**Problem statement:**
Scan the data beneath this task and copy each line that includes "camino".

**Available data:**
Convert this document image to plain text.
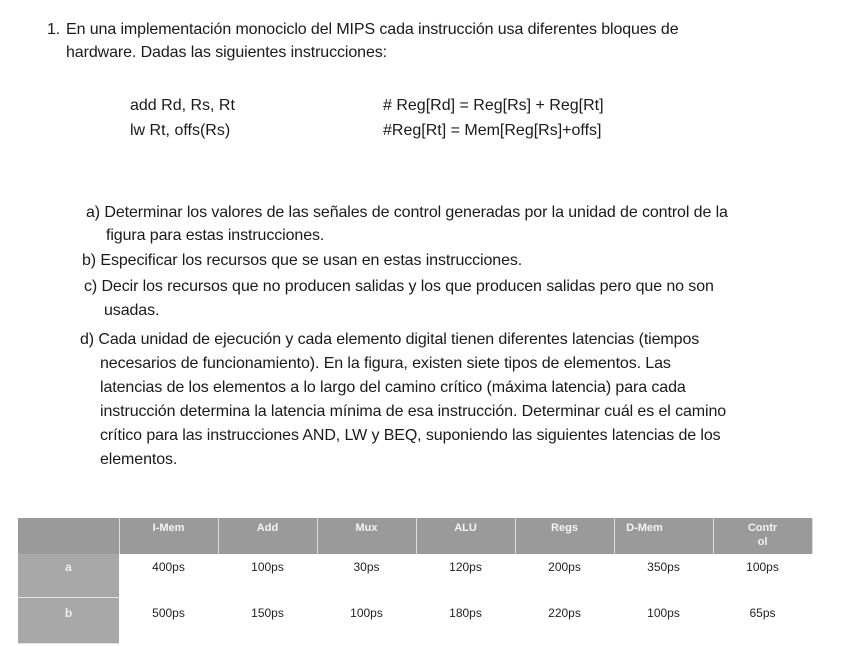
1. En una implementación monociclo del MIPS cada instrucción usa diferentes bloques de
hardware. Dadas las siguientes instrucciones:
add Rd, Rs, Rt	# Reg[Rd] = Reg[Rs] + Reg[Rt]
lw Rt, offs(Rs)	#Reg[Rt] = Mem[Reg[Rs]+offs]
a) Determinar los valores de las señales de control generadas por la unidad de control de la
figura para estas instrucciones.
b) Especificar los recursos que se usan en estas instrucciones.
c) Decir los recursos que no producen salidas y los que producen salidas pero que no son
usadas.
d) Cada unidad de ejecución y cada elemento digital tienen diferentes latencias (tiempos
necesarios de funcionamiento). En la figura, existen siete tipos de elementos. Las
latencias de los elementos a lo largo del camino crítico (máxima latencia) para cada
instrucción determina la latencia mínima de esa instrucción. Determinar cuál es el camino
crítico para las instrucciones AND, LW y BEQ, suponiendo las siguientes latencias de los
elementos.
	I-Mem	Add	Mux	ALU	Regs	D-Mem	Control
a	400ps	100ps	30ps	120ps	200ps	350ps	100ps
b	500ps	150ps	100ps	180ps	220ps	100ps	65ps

...

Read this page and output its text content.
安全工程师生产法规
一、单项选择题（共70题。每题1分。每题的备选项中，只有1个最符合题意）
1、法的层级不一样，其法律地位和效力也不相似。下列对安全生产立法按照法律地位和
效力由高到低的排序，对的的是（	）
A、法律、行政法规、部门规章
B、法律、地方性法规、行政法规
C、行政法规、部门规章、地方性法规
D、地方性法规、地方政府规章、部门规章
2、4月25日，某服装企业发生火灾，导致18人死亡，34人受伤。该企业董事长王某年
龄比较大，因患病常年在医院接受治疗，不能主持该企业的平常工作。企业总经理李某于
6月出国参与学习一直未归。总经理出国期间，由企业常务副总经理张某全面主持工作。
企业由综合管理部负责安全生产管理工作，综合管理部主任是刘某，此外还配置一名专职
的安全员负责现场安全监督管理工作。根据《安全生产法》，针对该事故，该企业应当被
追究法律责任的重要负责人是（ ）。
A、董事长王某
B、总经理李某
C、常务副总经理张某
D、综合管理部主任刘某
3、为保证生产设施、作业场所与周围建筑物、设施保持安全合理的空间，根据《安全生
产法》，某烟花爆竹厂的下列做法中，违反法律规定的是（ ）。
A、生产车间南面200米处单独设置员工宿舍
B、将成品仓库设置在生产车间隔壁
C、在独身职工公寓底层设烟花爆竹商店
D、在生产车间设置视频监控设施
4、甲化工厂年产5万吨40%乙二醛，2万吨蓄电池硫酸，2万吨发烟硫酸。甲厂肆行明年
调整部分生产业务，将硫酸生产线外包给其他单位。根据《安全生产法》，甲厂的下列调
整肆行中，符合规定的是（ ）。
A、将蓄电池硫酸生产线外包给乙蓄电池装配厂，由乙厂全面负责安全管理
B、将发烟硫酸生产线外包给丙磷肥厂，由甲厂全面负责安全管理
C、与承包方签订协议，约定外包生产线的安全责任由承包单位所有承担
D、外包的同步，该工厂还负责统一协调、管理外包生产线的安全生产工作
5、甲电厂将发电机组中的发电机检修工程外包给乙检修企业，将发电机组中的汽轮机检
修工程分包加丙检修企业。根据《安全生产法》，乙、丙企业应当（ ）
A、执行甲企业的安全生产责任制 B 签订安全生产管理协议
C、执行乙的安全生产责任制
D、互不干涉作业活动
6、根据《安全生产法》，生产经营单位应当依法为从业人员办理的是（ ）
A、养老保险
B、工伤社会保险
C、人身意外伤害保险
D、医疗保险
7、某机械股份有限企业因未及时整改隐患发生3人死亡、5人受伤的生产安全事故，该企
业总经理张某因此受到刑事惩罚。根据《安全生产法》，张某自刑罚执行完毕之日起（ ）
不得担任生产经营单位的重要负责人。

==

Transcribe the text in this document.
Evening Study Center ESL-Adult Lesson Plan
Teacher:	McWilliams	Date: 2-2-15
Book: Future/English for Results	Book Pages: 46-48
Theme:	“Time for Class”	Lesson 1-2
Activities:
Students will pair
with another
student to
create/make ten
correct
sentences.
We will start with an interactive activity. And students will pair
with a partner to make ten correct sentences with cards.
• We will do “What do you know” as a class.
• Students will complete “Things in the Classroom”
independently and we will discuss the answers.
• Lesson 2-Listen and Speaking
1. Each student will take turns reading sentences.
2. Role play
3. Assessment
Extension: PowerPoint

**Completed exercise:**
latencias de los elementos a lo largo del camino crítico (máxima latencia) para cada
instrucción determina la latencia mínima de esa instrucción. Determinar cuál es el camino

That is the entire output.